| Work to do |
Check each line of the data for "name" and select those that have it.

..........

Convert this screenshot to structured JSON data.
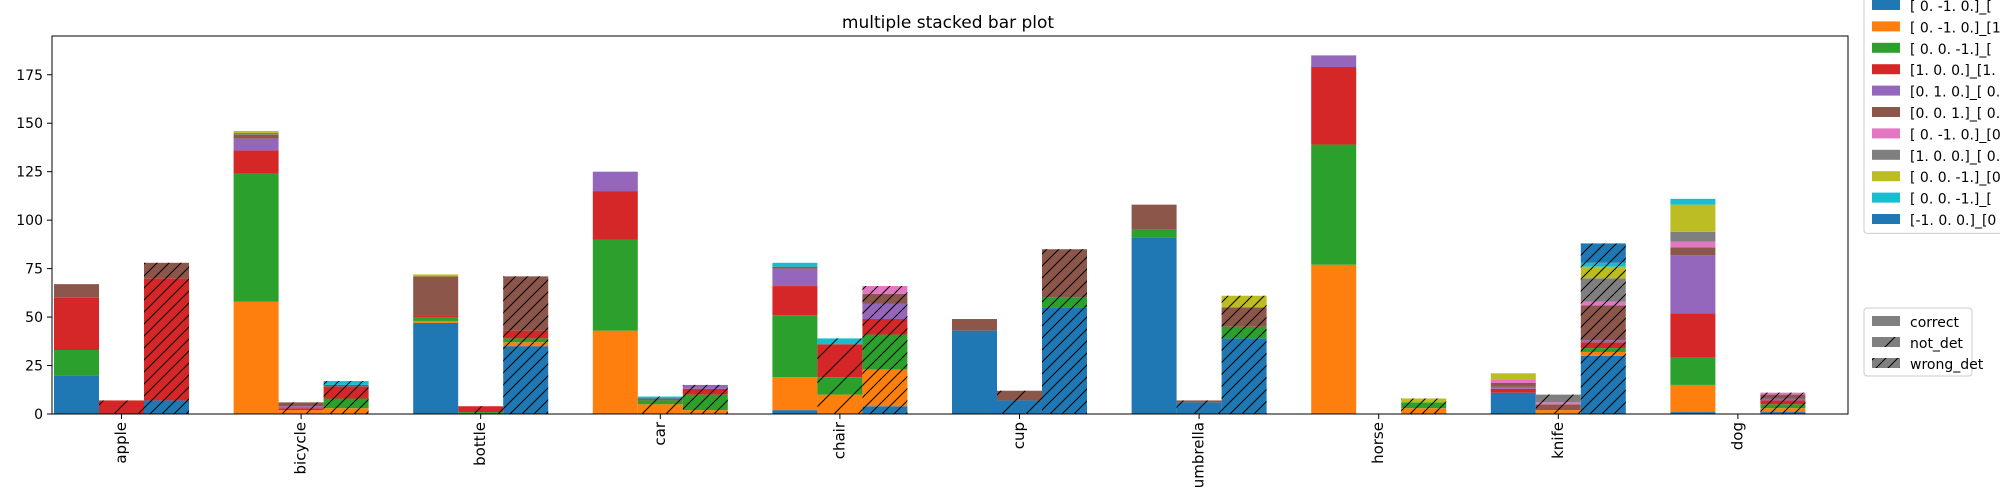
{
  "chart_data": {
    "type": "bar",
    "title": "multiple stacked bar plot",
    "xlabel": "",
    "ylabel": "",
    "ylim": [
      0,
      195
    ],
    "yticks": [
      0,
      25,
      50,
      75,
      100,
      125,
      150,
      175
    ],
    "categories": [
      "apple",
      "bicycle",
      "bottle",
      "car",
      "chair",
      "cup",
      "umbrella",
      "horse",
      "knife",
      "dog"
    ],
    "groups": [
      "correct",
      "not_det",
      "wrong_det"
    ],
    "series": [
      {
        "name": "[ 0. -1.  0.]_[",
        "color": "#1f77b4",
        "correct": [
          20,
          0,
          47,
          0,
          2,
          43,
          91,
          0,
          11,
          1
        ],
        "not_det": [
          0,
          0,
          0,
          0,
          0,
          7,
          6,
          0,
          0,
          0
        ],
        "wrong_det": [
          7,
          0,
          35,
          0,
          4,
          55,
          39,
          0,
          30,
          1
        ]
      },
      {
        "name": "[ 0. -1.  0.]_[1",
        "color": "#ff7f0e",
        "correct": [
          0,
          58,
          1,
          43,
          17,
          0,
          0,
          77,
          0,
          14
        ],
        "not_det": [
          0,
          2,
          0,
          5,
          10,
          0,
          0,
          0,
          2,
          0
        ],
        "wrong_det": [
          0,
          3,
          2,
          2,
          19,
          0,
          0,
          3,
          2,
          2
        ]
      },
      {
        "name": "[ 0.  0. -1.]_[",
        "color": "#2ca02c",
        "correct": [
          13,
          66,
          2,
          47,
          32,
          0,
          4,
          62,
          0,
          14
        ],
        "not_det": [
          0,
          0,
          1,
          2,
          9,
          0,
          0,
          0,
          0,
          0
        ],
        "wrong_det": [
          0,
          5,
          2,
          8,
          18,
          5,
          6,
          3,
          2,
          2
        ]
      },
      {
        "name": "[1. 0. 0.]_[1.",
        "color": "#d62728",
        "correct": [
          27,
          12,
          1,
          25,
          15,
          0,
          0,
          40,
          2,
          23
        ],
        "not_det": [
          7,
          1,
          3,
          0,
          17,
          0,
          0,
          0,
          0,
          0
        ],
        "wrong_det": [
          63,
          6,
          4,
          3,
          8,
          0,
          0,
          0,
          3,
          2
        ]
      },
      {
        "name": "[0. 1. 0.]_[ 0.",
        "color": "#9467bd",
        "correct": [
          0,
          6,
          0,
          10,
          9,
          0,
          0,
          6,
          1,
          30
        ],
        "not_det": [
          0,
          1,
          0,
          0,
          0,
          0,
          0,
          0,
          0,
          0
        ],
        "wrong_det": [
          0,
          0,
          0,
          2,
          8,
          0,
          0,
          0,
          1,
          1
        ]
      },
      {
        "name": "[0. 0. 1.]_[ 0.",
        "color": "#8c564b",
        "correct": [
          7,
          2,
          20,
          0,
          1,
          6,
          13,
          0,
          2,
          4
        ],
        "not_det": [
          0,
          2,
          0,
          1,
          0,
          5,
          1,
          0,
          3,
          0
        ],
        "wrong_det": [
          8,
          1,
          28,
          0,
          5,
          25,
          10,
          0,
          18,
          2
        ]
      },
      {
        "name": "[ 0. -1.  0.]_[0",
        "color": "#e377c2",
        "correct": [
          0,
          0,
          0,
          0,
          0,
          0,
          0,
          0,
          2,
          3
        ],
        "not_det": [
          0,
          0,
          0,
          0,
          0,
          0,
          0,
          0,
          1,
          0
        ],
        "wrong_det": [
          0,
          0,
          0,
          0,
          4,
          0,
          0,
          0,
          2,
          1
        ]
      },
      {
        "name": "[1. 0. 0.]_[ 0.",
        "color": "#7f7f7f",
        "correct": [
          0,
          1,
          0,
          0,
          0,
          0,
          0,
          0,
          0,
          5
        ],
        "not_det": [
          0,
          0,
          0,
          0,
          0,
          0,
          0,
          0,
          4,
          0
        ],
        "wrong_det": [
          0,
          0,
          0,
          0,
          0,
          0,
          0,
          0,
          12,
          0
        ]
      },
      {
        "name": "[ 0.  0. -1.]_[0",
        "color": "#bcbd22",
        "correct": [
          0,
          1,
          1,
          0,
          0,
          0,
          0,
          0,
          3,
          14
        ],
        "not_det": [
          0,
          0,
          0,
          0,
          0,
          0,
          0,
          0,
          0,
          0
        ],
        "wrong_det": [
          0,
          0,
          0,
          0,
          0,
          0,
          6,
          2,
          6,
          0
        ]
      },
      {
        "name": "[ 0.  0. -1.]_[",
        "color": "#17becf",
        "correct": [
          0,
          0,
          0,
          0,
          2,
          0,
          0,
          0,
          0,
          3
        ],
        "not_det": [
          0,
          0,
          0,
          1,
          3,
          0,
          0,
          0,
          0,
          0
        ],
        "wrong_det": [
          0,
          2,
          0,
          0,
          0,
          0,
          0,
          0,
          2,
          0
        ]
      },
      {
        "name": "[-1.  0.  0.]_[0",
        "color": "#1f77b4",
        "correct": [
          0,
          0,
          0,
          0,
          0,
          0,
          0,
          0,
          0,
          0
        ],
        "not_det": [
          0,
          0,
          0,
          0,
          0,
          0,
          0,
          0,
          0,
          0
        ],
        "wrong_det": [
          0,
          0,
          0,
          0,
          0,
          0,
          0,
          0,
          10,
          0
        ]
      }
    ],
    "legend_placement": "right",
    "grid": false
  }
}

..........

| Expected output |
        "name": "[ 0. -1.  0.]_[",
        "name": "[ 0. -1.  0.]_[1",
        "name": "[ 0.  0. -1.]_[",
        "name": "[1. 0. 0.]_[1.",
        "name": "[0. 1. 0.]_[ 0.",
        "name": "[0. 0. 1.]_[ 0.",
        "name": "[ 0. -1.  0.]_[0",
        "name": "[1. 0. 0.]_[ 0.",
        "name": "[ 0.  0. -1.]_[0",
        "name": "[ 0.  0. -1.]_[",
        "name": "[-1.  0.  0.]_[0",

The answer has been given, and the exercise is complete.